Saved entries
━━━
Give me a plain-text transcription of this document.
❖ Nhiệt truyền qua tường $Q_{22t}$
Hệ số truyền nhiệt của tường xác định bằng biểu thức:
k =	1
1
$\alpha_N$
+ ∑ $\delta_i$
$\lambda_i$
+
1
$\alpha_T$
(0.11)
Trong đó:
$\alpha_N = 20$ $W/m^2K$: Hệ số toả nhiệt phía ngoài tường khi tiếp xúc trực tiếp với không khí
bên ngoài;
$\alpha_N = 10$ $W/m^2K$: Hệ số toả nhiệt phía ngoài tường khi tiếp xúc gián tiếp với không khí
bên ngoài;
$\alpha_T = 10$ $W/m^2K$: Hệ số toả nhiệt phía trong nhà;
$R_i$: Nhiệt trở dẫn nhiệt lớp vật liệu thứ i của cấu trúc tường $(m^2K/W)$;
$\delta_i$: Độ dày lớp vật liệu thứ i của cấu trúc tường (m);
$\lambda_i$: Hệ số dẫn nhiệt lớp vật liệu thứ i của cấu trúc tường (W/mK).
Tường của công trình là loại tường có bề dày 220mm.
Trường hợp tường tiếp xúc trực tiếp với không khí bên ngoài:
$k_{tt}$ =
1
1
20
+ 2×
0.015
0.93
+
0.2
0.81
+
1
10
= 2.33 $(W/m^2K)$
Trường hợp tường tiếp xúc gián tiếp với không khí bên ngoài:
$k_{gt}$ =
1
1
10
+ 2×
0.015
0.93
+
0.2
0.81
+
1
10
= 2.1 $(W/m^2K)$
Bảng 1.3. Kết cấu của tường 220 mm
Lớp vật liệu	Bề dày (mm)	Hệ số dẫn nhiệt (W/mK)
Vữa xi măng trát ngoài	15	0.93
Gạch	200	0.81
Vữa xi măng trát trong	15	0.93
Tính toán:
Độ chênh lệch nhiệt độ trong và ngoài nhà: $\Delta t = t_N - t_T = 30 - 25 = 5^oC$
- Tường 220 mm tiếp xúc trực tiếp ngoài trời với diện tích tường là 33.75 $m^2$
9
━━━
Written instruction: What is needed here is an exact reproduction of all the entries.

Answer to the problem:
Give me a plain-text transcription of this document.
❖ Nhiệt truyền qua tường $Q_{22t}$
Hệ số truyền nhiệt của tường xác định bằng biểu thức:
k =	1
1
$\alpha_N$
+ ∑ $\delta_i$
$\lambda_i$
+
1
$\alpha_T$
(0.11)
Trong đó:
$\alpha_N = 20$ $W/m^2K$: Hệ số toả nhiệt phía ngoài tường khi tiếp xúc trực tiếp với không khí
bên ngoài;
$\alpha_N = 10$ $W/m^2K$: Hệ số toả nhiệt phía ngoài tường khi tiếp xúc gián tiếp với không khí
bên ngoài;
$\alpha_T = 10$ $W/m^2K$: Hệ số toả nhiệt phía trong nhà;
$R_i$: Nhiệt trở dẫn nhiệt lớp vật liệu thứ i của cấu trúc tường $(m^2K/W)$;
$\delta_i$: Độ dày lớp vật liệu thứ i của cấu trúc tường (m);
$\lambda_i$: Hệ số dẫn nhiệt lớp vật liệu thứ i của cấu trúc tường (W/mK).
Tường của công trình là loại tường có bề dày 220mm.
Trường hợp tường tiếp xúc trực tiếp với không khí bên ngoài:
$k_{tt}$ =
1
1
20
+ 2×
0.015
0.93
+
0.2
0.81
+
1
10
= 2.33 $(W/m^2K)$
Trường hợp tường tiếp xúc gián tiếp với không khí bên ngoài:
$k_{gt}$ =
1
1
10
+ 2×
0.015
0.93
+
0.2
0.81
+
1
10
= 2.1 $(W/m^2K)$
Bảng 1.3. Kết cấu của tường 220 mm
Lớp vật liệu	Bề dày (mm)	Hệ số dẫn nhiệt (W/mK)
Vữa xi măng trát ngoài	15	0.93
Gạch	200	0.81
Vữa xi măng trát trong	15	0.93
Tính toán:
Độ chênh lệch nhiệt độ trong và ngoài nhà: $\Delta t = t_N - t_T = 30 - 25 = 5^oC$
- Tường 220 mm tiếp xúc trực tiếp ngoài trời với diện tích tường là 33.75 $m^2$
9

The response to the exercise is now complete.